## Start Record set
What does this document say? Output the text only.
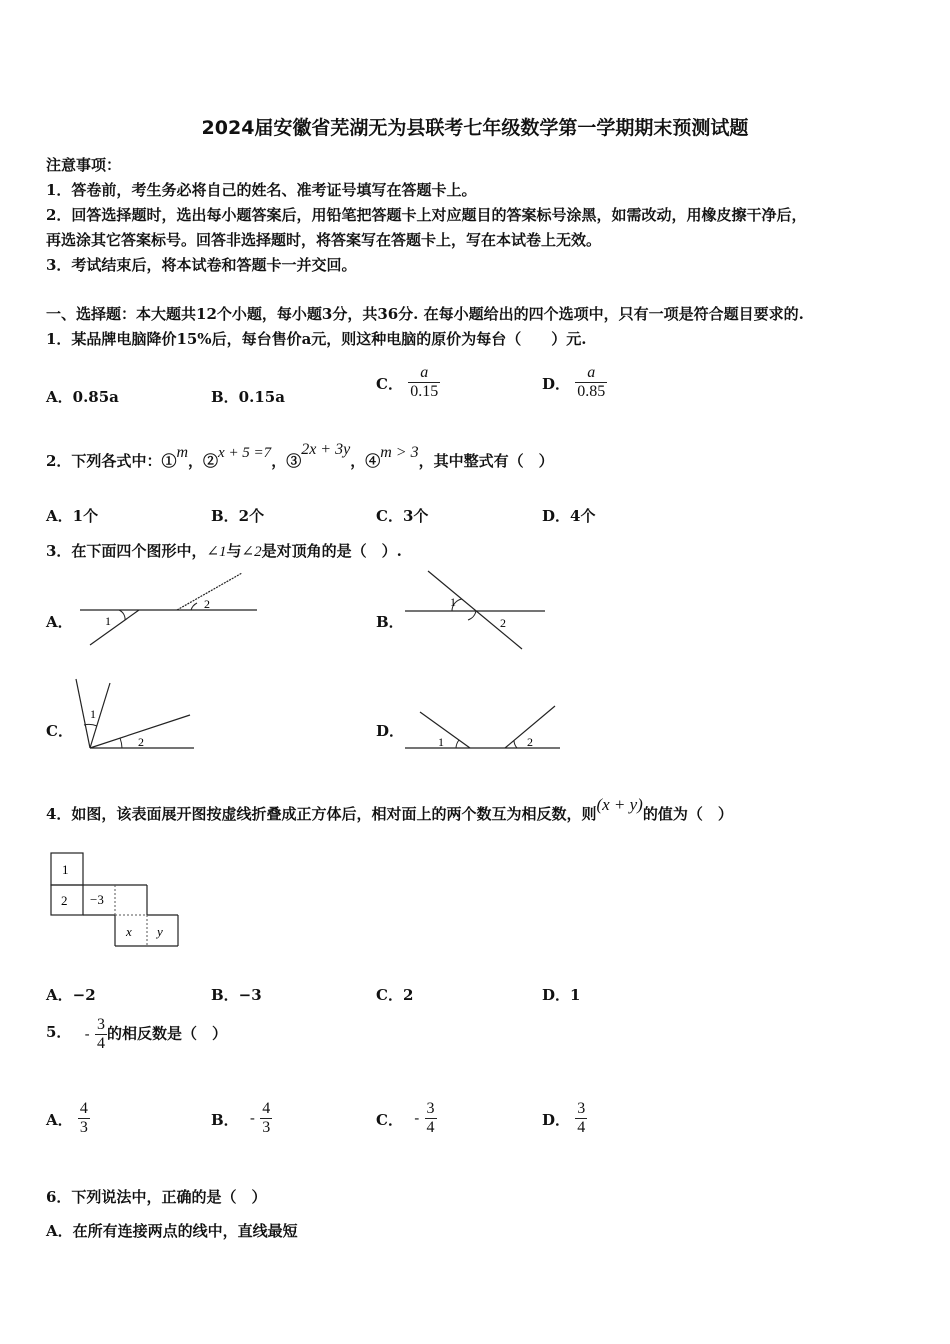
2024届安徽省芜湖无为县联考七年级数学第一学期期末预测试题
注意事项：
1．答卷前，考生务必将自己的姓名、准考证号填写在答题卡上。
2．回答选择题时，选出每小题答案后，用铅笔把答题卡上对应题目的答案标号涂黑，如需改动，用橡皮擦干净后，
再选涂其它答案标号。回答非选择题时，将答案写在答题卡上，写在本试卷上无效。
3．考试结束后，将本试卷和答题卡一并交回。
一、选择题：本大题共12个小题，每小题3分，共36分. 在每小题给出的四个选项中，只有一项是符合题目要求的.
1．某品牌电脑降价15%后，每台售价a元，则这种电脑的原价为每台（　　）元.
A．0.85a	B．0.15a
C． $\frac{a}{0.15}$	D． $\frac{a}{0.85}$
2．下列各式中：①m，②x + 5 =7，③2x + 3y，④m > 3，其中整式有（　）
A．1个	B．2个	C．3个	D．4个
3．在下面四个图形中，∠1与∠2是对顶角的是（　）.
A．	1
2
B．
1
2
C．
1
2
D．
1	2
4．如图，该表面展开图按虚线折叠成正方体后，相对面上的两个数互为相反数，则(x + y)的值为（　）
1
2 −3
x y
A．−2	B．−3	C．2	D．1
5． - $\frac{3}{4}$ 的相反数是（　）
A． $\frac{4}{3}$	B． - $\frac{4}{3}$	C． - $\frac{3}{4}$	D． $\frac{3}{4}$
6．下列说法中，正确的是（　）
A．在所有连接两点的线中，直线最短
## End Record set
(Task objective):
All of the entries need to be transcribed word for word; pictures are left out.

(Response to this task):
What does this document say? Output the text only.
2024届安徽省芜湖无为县联考七年级数学第一学期期末预测试题
注意事项：
1．答卷前，考生务必将自己的姓名、准考证号填写在答题卡上。
2．回答选择题时，选出每小题答案后，用铅笔把答题卡上对应题目的答案标号涂黑，如需改动，用橡皮擦干净后，
再选涂其它答案标号。回答非选择题时，将答案写在答题卡上，写在本试卷上无效。
3．考试结束后，将本试卷和答题卡一并交回。
一、选择题：本大题共12个小题，每小题3分，共36分. 在每小题给出的四个选项中，只有一项是符合题目要求的.
1．某品牌电脑降价15%后，每台售价a元，则这种电脑的原价为每台（　　）元.
A．0.85a	B．0.15a
C． $\frac{a}{0.15}$	D． $\frac{a}{0.85}$
2．下列各式中：①m，②x + 5 =7，③2x + 3y，④m > 3，其中整式有（　）
A．1个	B．2个	C．3个	D．4个
3．在下面四个图形中，∠1与∠2是对顶角的是（　）.
A．	1
2
B．
1
2
C．
1
2
D．
1	2
4．如图，该表面展开图按虚线折叠成正方体后，相对面上的两个数互为相反数，则(x + y)的值为（　）
1
2 −3
x y
A．−2	B．−3	C．2	D．1
5． - $\frac{3}{4}$ 的相反数是（　）
A． $\frac{4}{3}$	B． - $\frac{4}{3}$	C． - $\frac{3}{4}$	D． $\frac{3}{4}$
6．下列说法中，正确的是（　）
A．在所有连接两点的线中，直线最短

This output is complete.